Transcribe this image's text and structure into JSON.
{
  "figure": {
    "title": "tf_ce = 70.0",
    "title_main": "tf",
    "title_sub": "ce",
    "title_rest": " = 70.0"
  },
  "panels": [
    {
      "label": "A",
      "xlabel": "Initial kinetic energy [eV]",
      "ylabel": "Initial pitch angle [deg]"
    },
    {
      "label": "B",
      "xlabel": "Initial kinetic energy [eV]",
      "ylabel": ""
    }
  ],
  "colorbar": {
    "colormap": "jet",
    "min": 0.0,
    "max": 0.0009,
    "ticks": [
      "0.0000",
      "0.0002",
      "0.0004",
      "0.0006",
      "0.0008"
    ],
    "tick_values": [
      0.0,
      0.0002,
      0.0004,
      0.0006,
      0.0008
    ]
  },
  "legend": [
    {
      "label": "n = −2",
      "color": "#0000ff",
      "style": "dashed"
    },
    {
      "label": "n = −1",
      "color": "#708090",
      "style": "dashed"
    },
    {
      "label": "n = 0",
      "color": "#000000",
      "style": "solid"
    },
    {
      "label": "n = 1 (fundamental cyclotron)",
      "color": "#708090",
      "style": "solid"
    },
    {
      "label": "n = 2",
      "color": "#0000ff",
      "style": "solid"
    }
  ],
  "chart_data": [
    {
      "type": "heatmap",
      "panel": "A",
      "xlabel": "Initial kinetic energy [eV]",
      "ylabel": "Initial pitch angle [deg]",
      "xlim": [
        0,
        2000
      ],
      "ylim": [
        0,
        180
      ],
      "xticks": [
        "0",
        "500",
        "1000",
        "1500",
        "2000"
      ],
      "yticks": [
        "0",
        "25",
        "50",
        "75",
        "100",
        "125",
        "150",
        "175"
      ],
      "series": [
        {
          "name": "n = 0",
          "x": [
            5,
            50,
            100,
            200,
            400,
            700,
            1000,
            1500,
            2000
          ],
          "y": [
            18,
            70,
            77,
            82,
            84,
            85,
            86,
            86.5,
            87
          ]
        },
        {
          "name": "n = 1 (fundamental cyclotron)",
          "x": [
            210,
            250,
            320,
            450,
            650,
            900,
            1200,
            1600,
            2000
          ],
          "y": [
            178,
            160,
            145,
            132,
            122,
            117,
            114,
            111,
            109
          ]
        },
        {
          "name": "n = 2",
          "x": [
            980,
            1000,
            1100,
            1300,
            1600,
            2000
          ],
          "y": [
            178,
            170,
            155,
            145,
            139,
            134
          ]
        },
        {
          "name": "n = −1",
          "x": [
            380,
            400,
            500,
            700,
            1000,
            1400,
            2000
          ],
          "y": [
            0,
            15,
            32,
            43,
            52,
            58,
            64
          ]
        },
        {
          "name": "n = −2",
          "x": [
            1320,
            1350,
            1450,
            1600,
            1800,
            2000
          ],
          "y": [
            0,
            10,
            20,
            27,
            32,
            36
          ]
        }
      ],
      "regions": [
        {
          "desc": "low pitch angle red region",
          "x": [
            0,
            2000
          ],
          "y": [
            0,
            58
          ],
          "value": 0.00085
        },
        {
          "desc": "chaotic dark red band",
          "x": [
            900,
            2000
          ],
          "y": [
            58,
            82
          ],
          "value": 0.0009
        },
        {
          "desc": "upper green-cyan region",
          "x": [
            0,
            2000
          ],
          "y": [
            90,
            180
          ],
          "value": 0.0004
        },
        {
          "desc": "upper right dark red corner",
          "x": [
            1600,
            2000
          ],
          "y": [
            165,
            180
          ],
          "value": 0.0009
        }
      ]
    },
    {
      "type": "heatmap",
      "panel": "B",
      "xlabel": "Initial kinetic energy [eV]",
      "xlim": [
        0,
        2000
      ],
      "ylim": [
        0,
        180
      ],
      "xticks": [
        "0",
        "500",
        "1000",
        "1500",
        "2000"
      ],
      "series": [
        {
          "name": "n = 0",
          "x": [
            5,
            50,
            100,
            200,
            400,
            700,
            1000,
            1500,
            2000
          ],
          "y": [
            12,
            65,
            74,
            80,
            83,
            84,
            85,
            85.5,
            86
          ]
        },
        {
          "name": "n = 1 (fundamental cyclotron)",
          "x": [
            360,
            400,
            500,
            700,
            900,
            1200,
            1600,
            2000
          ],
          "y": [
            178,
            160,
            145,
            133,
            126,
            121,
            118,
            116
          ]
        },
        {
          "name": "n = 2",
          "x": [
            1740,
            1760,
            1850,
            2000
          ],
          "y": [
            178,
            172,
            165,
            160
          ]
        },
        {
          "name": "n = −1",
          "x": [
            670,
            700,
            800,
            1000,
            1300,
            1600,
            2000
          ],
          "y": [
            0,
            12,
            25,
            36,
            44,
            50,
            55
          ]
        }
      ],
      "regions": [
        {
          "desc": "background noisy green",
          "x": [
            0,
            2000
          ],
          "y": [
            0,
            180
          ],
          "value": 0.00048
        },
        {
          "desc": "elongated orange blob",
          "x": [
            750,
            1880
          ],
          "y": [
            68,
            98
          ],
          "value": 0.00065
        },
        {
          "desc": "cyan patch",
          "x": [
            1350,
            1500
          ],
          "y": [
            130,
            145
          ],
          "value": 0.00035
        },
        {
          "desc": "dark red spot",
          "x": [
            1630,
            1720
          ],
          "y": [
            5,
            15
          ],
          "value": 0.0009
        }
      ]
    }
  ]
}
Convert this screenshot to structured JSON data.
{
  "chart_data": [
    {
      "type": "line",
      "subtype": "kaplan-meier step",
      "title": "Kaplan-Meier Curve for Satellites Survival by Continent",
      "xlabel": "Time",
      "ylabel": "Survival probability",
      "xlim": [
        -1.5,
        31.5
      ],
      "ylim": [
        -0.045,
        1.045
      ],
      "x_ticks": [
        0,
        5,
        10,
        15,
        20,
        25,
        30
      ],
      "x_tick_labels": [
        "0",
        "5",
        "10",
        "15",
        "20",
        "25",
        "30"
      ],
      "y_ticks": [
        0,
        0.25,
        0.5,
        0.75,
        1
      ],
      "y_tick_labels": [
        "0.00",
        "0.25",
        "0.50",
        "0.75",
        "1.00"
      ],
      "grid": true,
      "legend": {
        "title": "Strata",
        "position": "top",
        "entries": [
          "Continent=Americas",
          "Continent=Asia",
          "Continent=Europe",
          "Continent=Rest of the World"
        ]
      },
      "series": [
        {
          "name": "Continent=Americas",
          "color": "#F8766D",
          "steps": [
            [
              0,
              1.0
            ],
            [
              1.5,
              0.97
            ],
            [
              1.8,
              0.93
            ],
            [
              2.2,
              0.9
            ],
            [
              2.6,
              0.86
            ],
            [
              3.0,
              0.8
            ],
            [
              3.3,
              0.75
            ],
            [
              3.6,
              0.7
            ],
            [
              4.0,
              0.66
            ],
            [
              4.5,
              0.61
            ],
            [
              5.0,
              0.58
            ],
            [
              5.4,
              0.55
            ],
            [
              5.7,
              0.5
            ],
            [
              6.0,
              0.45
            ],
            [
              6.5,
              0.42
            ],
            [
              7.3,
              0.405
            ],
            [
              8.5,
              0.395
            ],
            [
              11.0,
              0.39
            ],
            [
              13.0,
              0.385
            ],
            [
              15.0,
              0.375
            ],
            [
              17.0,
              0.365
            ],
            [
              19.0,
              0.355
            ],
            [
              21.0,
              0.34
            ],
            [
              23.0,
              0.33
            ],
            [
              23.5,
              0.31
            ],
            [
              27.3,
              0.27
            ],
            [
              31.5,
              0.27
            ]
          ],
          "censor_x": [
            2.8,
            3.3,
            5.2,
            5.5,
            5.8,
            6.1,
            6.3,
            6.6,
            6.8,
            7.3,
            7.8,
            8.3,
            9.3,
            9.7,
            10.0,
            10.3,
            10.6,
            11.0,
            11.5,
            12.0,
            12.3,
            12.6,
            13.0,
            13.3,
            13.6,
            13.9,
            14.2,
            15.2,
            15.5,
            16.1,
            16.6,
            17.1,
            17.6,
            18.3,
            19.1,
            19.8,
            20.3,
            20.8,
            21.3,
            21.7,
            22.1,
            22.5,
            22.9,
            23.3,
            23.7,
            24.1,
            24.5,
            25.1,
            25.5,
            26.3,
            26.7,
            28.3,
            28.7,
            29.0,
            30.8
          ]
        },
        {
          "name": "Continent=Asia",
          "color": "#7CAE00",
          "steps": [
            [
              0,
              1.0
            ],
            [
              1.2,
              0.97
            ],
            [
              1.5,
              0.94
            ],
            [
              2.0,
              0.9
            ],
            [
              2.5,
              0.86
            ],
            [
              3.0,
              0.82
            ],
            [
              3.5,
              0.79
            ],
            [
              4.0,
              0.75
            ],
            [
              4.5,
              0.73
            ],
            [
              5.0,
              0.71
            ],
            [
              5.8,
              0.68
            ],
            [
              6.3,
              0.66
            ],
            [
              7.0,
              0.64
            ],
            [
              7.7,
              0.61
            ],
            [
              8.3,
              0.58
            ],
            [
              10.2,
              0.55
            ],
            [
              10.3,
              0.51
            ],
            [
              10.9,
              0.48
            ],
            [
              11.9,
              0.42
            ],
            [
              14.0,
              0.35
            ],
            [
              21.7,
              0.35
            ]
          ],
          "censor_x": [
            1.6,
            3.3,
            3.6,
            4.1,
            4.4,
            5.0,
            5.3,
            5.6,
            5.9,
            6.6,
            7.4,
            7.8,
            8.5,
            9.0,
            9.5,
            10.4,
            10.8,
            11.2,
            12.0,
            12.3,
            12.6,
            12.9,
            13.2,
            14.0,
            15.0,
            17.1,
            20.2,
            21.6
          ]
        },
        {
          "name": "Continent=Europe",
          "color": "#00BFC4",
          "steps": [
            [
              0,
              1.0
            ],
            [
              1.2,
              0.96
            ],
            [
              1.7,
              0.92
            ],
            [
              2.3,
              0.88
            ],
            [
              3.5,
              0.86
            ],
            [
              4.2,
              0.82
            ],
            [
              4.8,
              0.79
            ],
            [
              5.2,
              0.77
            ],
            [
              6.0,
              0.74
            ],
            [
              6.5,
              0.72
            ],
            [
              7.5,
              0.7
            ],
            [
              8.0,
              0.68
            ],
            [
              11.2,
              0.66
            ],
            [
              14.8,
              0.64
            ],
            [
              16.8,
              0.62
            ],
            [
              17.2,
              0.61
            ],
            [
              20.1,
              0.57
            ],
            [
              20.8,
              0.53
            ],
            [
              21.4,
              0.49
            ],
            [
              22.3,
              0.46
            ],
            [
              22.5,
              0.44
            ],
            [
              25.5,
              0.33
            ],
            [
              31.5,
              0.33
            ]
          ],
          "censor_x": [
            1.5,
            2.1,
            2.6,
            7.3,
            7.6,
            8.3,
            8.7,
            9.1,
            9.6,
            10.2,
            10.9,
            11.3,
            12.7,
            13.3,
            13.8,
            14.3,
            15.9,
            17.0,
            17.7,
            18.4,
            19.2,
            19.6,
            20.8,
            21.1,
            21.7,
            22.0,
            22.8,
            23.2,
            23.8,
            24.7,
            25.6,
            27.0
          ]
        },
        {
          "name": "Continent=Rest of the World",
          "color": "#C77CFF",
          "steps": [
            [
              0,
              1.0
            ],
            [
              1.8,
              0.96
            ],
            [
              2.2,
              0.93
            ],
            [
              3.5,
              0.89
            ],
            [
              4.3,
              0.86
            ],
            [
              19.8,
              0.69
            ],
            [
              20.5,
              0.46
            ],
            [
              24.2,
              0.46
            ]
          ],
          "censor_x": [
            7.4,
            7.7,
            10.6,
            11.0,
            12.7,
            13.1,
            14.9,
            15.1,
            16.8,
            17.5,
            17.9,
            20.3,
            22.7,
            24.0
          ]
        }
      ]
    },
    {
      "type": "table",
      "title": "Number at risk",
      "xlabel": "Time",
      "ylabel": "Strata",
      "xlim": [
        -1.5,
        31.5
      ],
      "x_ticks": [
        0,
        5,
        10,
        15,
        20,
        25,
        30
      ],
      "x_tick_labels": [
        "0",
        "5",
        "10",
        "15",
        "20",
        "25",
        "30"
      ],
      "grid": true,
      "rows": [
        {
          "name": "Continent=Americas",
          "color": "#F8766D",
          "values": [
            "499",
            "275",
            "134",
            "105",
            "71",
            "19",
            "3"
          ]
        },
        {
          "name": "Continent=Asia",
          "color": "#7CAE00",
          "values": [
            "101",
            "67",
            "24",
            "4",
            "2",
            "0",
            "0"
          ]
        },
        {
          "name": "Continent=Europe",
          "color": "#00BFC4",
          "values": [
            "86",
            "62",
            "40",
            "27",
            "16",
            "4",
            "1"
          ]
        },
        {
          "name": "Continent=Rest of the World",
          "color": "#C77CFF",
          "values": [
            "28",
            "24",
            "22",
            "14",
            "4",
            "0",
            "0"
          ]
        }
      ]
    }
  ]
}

.....

:: Job ::
Using the records given above, list every line that includes the word "cyan".

:: Solution for this exercise ::
          "desc": "upper green-cyan region",
          "desc": "cyan patch",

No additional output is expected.